Stored items from a collection

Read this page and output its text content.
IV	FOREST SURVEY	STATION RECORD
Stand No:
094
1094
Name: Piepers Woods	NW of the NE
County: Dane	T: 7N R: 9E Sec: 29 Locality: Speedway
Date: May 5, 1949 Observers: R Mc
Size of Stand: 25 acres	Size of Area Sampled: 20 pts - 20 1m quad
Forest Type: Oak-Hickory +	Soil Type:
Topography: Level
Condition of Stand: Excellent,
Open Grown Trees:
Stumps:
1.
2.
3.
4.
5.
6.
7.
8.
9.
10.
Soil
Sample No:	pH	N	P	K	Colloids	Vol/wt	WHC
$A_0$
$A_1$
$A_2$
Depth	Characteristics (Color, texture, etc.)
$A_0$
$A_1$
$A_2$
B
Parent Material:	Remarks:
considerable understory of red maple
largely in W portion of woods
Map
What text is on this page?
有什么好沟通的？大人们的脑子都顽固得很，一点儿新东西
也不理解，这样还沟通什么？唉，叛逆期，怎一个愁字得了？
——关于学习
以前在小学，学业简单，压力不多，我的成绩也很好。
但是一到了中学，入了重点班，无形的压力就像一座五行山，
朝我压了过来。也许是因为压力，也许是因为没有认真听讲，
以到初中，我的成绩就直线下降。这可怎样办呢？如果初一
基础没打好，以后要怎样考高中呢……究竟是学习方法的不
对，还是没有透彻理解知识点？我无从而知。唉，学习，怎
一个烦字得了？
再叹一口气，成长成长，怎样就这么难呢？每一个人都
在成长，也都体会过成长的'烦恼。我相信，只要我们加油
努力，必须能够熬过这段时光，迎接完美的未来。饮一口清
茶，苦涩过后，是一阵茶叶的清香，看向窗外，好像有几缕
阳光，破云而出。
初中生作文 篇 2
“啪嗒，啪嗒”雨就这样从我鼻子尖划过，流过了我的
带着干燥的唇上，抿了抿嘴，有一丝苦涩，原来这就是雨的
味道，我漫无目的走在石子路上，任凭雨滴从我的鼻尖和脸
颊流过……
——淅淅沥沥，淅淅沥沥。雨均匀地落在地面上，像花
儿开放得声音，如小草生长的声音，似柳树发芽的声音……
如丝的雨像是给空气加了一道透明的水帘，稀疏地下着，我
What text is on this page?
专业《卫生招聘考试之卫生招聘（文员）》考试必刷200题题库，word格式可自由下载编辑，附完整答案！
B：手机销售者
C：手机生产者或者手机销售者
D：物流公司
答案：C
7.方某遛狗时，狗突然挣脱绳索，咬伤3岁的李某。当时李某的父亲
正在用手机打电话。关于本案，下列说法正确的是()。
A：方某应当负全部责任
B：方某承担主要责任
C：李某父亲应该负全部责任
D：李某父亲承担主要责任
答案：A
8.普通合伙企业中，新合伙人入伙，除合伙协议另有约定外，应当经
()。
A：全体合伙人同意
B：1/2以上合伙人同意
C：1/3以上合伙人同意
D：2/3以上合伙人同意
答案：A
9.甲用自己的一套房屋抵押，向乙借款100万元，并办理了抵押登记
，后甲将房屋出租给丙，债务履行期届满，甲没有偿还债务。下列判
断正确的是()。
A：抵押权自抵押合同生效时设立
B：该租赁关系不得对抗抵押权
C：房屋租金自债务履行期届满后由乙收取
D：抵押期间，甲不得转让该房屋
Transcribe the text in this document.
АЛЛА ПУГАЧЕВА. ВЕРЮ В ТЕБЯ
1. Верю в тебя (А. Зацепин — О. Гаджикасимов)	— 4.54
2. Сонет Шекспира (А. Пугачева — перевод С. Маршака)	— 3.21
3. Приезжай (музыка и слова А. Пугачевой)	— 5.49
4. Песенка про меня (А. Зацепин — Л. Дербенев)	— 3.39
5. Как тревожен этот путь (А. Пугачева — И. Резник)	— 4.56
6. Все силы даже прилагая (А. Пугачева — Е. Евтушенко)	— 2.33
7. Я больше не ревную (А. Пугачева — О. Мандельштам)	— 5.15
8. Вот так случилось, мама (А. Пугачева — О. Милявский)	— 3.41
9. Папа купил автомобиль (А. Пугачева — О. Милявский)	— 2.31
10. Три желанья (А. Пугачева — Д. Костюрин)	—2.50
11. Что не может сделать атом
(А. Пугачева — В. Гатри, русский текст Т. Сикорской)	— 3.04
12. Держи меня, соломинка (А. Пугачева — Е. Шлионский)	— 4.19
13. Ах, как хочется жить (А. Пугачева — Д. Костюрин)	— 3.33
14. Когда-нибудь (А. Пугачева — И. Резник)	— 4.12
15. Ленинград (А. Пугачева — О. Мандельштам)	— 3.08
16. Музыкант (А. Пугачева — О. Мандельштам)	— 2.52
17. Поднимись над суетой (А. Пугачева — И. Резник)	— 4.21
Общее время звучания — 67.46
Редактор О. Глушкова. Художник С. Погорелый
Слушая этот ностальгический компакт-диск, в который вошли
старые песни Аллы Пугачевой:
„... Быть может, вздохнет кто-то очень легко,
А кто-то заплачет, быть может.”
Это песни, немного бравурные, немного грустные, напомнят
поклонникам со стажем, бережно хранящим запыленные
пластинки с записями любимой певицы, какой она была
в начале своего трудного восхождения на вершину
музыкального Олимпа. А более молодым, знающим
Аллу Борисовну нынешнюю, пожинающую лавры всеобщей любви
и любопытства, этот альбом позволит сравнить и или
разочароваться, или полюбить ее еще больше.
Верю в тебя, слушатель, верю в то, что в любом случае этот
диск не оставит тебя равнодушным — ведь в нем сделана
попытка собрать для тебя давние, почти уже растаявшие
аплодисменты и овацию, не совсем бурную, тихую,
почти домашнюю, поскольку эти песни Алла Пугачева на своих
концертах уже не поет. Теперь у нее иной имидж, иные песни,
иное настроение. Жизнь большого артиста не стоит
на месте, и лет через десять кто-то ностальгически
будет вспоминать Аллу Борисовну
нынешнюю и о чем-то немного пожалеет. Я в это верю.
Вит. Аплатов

◆ **TASK TO CARRY OUT**:
Look through the records and gather every line containing "Stand".

◆ **EXERCISE ANSWER**:
Stand No:
Size of Stand: 25 acres	Size of Area Sampled: 20 pts - 20 1m quad
Condition of Stand: Excellent,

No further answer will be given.